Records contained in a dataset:
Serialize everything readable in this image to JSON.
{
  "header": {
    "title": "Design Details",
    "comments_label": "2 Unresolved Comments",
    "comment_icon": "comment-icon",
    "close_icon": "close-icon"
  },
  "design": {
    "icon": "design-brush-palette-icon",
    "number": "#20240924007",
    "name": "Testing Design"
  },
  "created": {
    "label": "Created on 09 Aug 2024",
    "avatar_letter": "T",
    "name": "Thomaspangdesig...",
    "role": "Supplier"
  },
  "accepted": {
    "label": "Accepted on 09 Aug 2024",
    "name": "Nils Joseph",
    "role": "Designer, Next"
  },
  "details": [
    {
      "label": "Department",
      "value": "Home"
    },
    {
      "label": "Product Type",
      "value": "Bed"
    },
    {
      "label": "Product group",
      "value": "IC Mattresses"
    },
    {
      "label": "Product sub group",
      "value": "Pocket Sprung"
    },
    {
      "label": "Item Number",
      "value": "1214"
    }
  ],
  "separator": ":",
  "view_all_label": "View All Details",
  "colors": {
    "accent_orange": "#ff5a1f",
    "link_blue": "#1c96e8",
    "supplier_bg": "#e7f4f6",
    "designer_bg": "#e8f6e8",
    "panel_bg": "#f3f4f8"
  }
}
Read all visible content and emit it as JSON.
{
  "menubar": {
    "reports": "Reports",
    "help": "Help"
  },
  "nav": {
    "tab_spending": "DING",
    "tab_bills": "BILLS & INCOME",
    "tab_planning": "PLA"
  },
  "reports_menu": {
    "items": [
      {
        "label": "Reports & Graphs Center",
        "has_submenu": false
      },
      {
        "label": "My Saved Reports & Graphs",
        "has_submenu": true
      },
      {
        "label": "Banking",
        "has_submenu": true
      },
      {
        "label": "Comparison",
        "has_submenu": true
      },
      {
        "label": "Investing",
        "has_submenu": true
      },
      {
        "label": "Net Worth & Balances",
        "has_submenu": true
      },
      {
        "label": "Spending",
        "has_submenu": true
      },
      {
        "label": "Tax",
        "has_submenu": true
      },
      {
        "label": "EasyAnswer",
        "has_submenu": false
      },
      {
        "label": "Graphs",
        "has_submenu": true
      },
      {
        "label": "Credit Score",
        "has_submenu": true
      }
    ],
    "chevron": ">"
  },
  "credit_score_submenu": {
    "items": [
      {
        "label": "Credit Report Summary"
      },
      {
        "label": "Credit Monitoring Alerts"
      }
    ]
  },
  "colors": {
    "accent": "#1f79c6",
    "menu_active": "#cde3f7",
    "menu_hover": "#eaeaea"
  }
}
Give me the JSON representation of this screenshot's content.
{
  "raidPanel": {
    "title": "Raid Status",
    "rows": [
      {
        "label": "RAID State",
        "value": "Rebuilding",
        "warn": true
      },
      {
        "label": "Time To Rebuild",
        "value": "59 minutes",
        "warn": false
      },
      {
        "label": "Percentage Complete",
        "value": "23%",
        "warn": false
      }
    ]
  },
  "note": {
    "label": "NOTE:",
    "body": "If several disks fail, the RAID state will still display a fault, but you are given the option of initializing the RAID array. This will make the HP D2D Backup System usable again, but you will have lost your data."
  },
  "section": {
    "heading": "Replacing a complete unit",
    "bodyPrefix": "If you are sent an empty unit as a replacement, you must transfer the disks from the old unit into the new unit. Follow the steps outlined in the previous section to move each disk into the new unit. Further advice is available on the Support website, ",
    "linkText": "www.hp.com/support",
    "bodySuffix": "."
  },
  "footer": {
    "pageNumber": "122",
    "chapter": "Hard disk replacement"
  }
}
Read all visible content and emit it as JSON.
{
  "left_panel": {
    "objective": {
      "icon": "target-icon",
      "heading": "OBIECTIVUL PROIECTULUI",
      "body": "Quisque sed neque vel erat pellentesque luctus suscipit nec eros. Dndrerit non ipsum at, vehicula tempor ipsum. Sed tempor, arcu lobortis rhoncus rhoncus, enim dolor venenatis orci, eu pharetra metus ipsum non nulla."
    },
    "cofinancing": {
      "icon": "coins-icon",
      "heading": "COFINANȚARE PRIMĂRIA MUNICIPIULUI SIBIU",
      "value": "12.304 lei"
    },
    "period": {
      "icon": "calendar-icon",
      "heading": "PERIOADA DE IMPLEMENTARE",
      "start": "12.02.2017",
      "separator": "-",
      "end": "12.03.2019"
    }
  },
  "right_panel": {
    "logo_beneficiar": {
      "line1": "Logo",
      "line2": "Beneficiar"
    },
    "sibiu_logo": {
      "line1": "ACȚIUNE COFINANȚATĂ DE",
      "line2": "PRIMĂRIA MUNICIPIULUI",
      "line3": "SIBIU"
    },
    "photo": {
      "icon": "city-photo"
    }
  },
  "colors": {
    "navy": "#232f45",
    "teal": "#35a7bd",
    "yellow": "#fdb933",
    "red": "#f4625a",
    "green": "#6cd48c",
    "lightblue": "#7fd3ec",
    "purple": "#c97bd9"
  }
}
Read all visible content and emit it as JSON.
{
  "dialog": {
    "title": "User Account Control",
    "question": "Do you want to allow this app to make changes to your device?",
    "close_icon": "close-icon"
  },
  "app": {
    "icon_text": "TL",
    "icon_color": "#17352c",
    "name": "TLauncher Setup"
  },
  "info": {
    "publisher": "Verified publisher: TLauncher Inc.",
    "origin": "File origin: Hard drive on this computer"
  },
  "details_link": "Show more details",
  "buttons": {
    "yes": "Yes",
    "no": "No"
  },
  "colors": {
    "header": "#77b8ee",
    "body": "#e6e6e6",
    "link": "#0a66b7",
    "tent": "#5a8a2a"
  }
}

= Task prompt =
Make a verbatim copy of every entry shown above.

= Answer to the task =
Serialize everything readable in this image to JSON.
{
  "header": {
    "title": "Design Details",
    "comments_label": "2 Unresolved Comments",
    "comment_icon": "comment-icon",
    "close_icon": "close-icon"
  },
  "design": {
    "icon": "design-brush-palette-icon",
    "number": "#20240924007",
    "name": "Testing Design"
  },
  "created": {
    "label": "Created on 09 Aug 2024",
    "avatar_letter": "T",
    "name": "Thomaspangdesig...",
    "role": "Supplier"
  },
  "accepted": {
    "label": "Accepted on 09 Aug 2024",
    "name": "Nils Joseph",
    "role": "Designer, Next"
  },
  "details": [
    {
      "label": "Department",
      "value": "Home"
    },
    {
      "label": "Product Type",
      "value": "Bed"
    },
    {
      "label": "Product group",
      "value": "IC Mattresses"
    },
    {
      "label": "Product sub group",
      "value": "Pocket Sprung"
    },
    {
      "label": "Item Number",
      "value": "1214"
    }
  ],
  "separator": ":",
  "view_all_label": "View All Details",
  "colors": {
    "accent_orange": "#ff5a1f",
    "link_blue": "#1c96e8",
    "supplier_bg": "#e7f4f6",
    "designer_bg": "#e8f6e8",
    "panel_bg": "#f3f4f8"
  }
}
Read all visible content and emit it as JSON.
{
  "menubar": {
    "reports": "Reports",
    "help": "Help"
  },
  "nav": {
    "tab_spending": "DING",
    "tab_bills": "BILLS & INCOME",
    "tab_planning": "PLA"
  },
  "reports_menu": {
    "items": [
      {
        "label": "Reports & Graphs Center",
        "has_submenu": false
      },
      {
        "label": "My Saved Reports & Graphs",
        "has_submenu": true
      },
      {
        "label": "Banking",
        "has_submenu": true
      },
      {
        "label": "Comparison",
        "has_submenu": true
      },
      {
        "label": "Investing",
        "has_submenu": true
      },
      {
        "label": "Net Worth & Balances",
        "has_submenu": true
      },
      {
        "label": "Spending",
        "has_submenu": true
      },
      {
        "label": "Tax",
        "has_submenu": true
      },
      {
        "label": "EasyAnswer",
        "has_submenu": false
      },
      {
        "label": "Graphs",
        "has_submenu": true
      },
      {
        "label": "Credit Score",
        "has_submenu": true
      }
    ],
    "chevron": ">"
  },
  "credit_score_submenu": {
    "items": [
      {
        "label": "Credit Report Summary"
      },
      {
        "label": "Credit Monitoring Alerts"
      }
    ]
  },
  "colors": {
    "accent": "#1f79c6",
    "menu_active": "#cde3f7",
    "menu_hover": "#eaeaea"
  }
}
Give me the JSON representation of this screenshot's content.
{
  "raidPanel": {
    "title": "Raid Status",
    "rows": [
      {
        "label": "RAID State",
        "value": "Rebuilding",
        "warn": true
      },
      {
        "label": "Time To Rebuild",
        "value": "59 minutes",
        "warn": false
      },
      {
        "label": "Percentage Complete",
        "value": "23%",
        "warn": false
      }
    ]
  },
  "note": {
    "label": "NOTE:",
    "body": "If several disks fail, the RAID state will still display a fault, but you are given the option of initializing the RAID array. This will make the HP D2D Backup System usable again, but you will have lost your data."
  },
  "section": {
    "heading": "Replacing a complete unit",
    "bodyPrefix": "If you are sent an empty unit as a replacement, you must transfer the disks from the old unit into the new unit. Follow the steps outlined in the previous section to move each disk into the new unit. Further advice is available on the Support website, ",
    "linkText": "www.hp.com/support",
    "bodySuffix": "."
  },
  "footer": {
    "pageNumber": "122",
    "chapter": "Hard disk replacement"
  }
}
Read all visible content and emit it as JSON.
{
  "left_panel": {
    "objective": {
      "icon": "target-icon",
      "heading": "OBIECTIVUL PROIECTULUI",
      "body": "Quisque sed neque vel erat pellentesque luctus suscipit nec eros. Dndrerit non ipsum at, vehicula tempor ipsum. Sed tempor, arcu lobortis rhoncus rhoncus, enim dolor venenatis orci, eu pharetra metus ipsum non nulla."
    },
    "cofinancing": {
      "icon": "coins-icon",
      "heading": "COFINANȚARE PRIMĂRIA MUNICIPIULUI SIBIU",
      "value": "12.304 lei"
    },
    "period": {
      "icon": "calendar-icon",
      "heading": "PERIOADA DE IMPLEMENTARE",
      "start": "12.02.2017",
      "separator": "-",
      "end": "12.03.2019"
    }
  },
  "right_panel": {
    "logo_beneficiar": {
      "line1": "Logo",
      "line2": "Beneficiar"
    },
    "sibiu_logo": {
      "line1": "ACȚIUNE COFINANȚATĂ DE",
      "line2": "PRIMĂRIA MUNICIPIULUI",
      "line3": "SIBIU"
    },
    "photo": {
      "icon": "city-photo"
    }
  },
  "colors": {
    "navy": "#232f45",
    "teal": "#35a7bd",
    "yellow": "#fdb933",
    "red": "#f4625a",
    "green": "#6cd48c",
    "lightblue": "#7fd3ec",
    "purple": "#c97bd9"
  }
}
Read all visible content and emit it as JSON.
{
  "dialog": {
    "title": "User Account Control",
    "question": "Do you want to allow this app to make changes to your device?",
    "close_icon": "close-icon"
  },
  "app": {
    "icon_text": "TL",
    "icon_color": "#17352c",
    "name": "TLauncher Setup"
  },
  "info": {
    "publisher": "Verified publisher: TLauncher Inc.",
    "origin": "File origin: Hard drive on this computer"
  },
  "details_link": "Show more details",
  "buttons": {
    "yes": "Yes",
    "no": "No"
  },
  "colors": {
    "header": "#77b8ee",
    "body": "#e6e6e6",
    "link": "#0a66b7",
    "tent": "#5a8a2a"
  }
}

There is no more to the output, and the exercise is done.